**SHORT EXERCISE**
Sort through the entries below and pull out lines containing the word "name".

**MATERIAL SUPPLIED**
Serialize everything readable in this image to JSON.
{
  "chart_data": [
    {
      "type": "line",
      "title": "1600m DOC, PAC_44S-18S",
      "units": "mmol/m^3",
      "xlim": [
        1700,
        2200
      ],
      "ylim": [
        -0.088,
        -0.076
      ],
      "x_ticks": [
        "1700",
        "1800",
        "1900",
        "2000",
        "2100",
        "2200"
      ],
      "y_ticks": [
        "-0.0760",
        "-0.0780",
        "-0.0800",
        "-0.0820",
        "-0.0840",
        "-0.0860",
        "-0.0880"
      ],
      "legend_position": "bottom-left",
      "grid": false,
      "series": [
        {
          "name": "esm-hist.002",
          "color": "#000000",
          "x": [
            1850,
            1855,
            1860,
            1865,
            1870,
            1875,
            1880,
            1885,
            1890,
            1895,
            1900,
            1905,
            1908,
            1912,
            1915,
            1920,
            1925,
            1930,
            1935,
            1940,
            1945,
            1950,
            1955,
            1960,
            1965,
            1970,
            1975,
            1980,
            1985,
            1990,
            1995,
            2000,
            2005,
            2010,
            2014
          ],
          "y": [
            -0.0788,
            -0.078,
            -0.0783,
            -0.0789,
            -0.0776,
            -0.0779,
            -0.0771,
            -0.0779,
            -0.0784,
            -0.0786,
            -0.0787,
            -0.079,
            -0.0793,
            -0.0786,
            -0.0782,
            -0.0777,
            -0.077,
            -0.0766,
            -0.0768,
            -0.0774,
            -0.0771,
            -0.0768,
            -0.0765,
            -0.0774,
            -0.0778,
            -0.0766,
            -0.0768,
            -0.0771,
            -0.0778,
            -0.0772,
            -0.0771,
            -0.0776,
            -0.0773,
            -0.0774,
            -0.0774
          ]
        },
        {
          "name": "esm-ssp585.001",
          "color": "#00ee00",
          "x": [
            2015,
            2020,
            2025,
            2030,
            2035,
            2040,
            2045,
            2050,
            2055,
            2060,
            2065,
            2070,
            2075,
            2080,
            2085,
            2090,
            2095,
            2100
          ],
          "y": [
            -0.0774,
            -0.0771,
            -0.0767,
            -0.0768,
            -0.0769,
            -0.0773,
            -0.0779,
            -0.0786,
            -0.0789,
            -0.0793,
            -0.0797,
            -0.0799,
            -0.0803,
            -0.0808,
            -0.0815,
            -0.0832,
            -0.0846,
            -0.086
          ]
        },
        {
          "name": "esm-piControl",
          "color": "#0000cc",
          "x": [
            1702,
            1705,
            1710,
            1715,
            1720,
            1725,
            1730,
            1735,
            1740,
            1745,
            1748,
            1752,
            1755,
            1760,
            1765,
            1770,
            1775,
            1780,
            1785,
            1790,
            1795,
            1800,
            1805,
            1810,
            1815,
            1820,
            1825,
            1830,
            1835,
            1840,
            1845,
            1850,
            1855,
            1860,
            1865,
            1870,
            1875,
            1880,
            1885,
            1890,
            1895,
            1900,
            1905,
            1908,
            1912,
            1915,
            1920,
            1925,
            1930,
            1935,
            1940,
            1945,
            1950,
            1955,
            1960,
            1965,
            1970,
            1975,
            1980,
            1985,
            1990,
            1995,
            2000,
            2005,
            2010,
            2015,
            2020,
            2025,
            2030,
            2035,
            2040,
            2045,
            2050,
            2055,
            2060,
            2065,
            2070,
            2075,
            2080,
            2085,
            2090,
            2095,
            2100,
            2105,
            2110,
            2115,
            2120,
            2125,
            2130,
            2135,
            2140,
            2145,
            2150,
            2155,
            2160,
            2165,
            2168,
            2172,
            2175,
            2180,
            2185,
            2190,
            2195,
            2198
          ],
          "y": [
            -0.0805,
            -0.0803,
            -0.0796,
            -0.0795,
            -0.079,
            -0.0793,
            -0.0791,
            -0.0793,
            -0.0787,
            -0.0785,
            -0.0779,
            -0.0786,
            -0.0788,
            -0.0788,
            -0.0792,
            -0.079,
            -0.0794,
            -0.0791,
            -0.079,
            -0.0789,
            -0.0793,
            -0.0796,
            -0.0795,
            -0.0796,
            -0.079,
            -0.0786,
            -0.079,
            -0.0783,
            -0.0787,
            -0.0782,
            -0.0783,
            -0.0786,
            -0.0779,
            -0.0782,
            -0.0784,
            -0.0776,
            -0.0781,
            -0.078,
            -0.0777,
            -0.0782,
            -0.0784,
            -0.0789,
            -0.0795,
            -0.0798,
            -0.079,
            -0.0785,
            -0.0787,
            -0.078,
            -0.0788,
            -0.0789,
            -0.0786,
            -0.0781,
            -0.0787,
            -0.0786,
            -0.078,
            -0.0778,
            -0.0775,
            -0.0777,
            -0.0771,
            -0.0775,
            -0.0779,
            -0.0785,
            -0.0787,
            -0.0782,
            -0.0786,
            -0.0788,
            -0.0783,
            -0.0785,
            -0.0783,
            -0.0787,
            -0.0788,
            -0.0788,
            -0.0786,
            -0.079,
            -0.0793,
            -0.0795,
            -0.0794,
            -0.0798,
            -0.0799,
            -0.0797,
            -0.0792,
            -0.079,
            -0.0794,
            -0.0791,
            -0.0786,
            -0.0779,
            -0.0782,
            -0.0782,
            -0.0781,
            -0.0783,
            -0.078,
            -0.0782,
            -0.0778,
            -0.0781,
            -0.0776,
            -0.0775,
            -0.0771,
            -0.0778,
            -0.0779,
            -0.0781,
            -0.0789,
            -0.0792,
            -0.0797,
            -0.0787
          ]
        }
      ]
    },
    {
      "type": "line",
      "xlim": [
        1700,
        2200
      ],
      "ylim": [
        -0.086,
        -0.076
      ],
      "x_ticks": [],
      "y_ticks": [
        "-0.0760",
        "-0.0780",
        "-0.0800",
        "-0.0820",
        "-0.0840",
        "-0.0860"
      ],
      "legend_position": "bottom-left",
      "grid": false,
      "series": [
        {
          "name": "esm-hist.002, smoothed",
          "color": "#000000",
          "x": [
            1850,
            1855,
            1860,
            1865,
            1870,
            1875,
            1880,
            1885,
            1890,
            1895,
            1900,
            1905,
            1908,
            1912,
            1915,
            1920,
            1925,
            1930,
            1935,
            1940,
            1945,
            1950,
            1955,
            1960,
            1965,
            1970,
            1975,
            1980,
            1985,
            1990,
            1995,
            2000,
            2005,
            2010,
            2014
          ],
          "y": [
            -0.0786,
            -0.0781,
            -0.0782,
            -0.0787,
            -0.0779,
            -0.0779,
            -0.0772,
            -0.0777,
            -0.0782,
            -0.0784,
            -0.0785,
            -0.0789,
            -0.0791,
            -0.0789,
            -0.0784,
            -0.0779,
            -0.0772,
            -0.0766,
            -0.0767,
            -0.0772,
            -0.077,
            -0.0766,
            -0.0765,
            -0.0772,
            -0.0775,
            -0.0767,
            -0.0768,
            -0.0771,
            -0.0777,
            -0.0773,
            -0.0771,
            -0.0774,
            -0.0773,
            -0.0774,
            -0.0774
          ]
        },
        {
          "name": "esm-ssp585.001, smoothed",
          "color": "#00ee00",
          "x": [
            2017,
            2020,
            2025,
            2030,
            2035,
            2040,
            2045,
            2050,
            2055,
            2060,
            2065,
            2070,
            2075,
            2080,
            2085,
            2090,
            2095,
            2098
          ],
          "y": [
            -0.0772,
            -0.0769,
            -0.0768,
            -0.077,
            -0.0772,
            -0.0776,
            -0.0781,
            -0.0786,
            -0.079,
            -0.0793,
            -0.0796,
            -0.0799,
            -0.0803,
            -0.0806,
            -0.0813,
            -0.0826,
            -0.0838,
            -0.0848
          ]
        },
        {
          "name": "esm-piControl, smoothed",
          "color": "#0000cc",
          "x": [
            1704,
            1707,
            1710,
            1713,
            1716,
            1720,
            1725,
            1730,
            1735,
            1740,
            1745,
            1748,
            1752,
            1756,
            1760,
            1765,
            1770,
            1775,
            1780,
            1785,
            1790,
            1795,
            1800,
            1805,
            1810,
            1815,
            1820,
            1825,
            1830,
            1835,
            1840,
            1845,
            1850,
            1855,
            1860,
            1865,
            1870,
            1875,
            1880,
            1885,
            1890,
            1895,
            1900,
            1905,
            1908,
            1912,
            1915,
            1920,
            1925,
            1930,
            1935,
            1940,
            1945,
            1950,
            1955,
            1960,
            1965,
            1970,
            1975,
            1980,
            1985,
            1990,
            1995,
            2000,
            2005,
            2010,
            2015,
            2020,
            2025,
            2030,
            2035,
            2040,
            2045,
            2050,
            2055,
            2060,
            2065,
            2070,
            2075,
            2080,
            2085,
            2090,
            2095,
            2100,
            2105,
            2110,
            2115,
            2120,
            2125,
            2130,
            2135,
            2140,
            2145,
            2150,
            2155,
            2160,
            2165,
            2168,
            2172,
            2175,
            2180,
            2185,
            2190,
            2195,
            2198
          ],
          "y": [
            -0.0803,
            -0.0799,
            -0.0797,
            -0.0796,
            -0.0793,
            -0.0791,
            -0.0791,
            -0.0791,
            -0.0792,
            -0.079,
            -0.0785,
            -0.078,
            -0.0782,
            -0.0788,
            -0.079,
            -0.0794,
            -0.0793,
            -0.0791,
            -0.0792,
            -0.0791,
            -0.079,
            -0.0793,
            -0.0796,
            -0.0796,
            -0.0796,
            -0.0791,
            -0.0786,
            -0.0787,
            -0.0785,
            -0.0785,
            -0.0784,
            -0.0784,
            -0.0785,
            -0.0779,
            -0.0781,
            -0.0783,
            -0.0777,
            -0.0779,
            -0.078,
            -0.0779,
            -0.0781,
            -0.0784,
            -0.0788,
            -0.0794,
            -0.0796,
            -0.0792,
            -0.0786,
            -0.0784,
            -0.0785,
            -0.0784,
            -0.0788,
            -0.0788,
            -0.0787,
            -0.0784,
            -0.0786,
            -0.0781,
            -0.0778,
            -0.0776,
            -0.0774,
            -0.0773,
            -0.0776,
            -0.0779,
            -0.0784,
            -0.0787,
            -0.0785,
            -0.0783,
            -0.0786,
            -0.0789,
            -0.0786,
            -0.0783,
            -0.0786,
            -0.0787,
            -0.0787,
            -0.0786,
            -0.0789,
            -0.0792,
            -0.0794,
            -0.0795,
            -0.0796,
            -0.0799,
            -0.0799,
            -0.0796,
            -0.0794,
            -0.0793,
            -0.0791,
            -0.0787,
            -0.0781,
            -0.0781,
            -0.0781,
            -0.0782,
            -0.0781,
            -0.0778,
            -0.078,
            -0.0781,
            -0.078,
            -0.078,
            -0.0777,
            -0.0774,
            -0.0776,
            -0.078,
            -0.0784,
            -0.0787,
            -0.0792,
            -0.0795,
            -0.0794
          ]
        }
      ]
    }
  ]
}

**ANSWER IN FULL**
          "name": "esm-hist.002",
          "name": "esm-ssp585.001",
          "name": "esm-piControl",
          "name": "esm-hist.002, smoothed",
          "name": "esm-ssp585.001, smoothed",
          "name": "esm-piControl, smoothed",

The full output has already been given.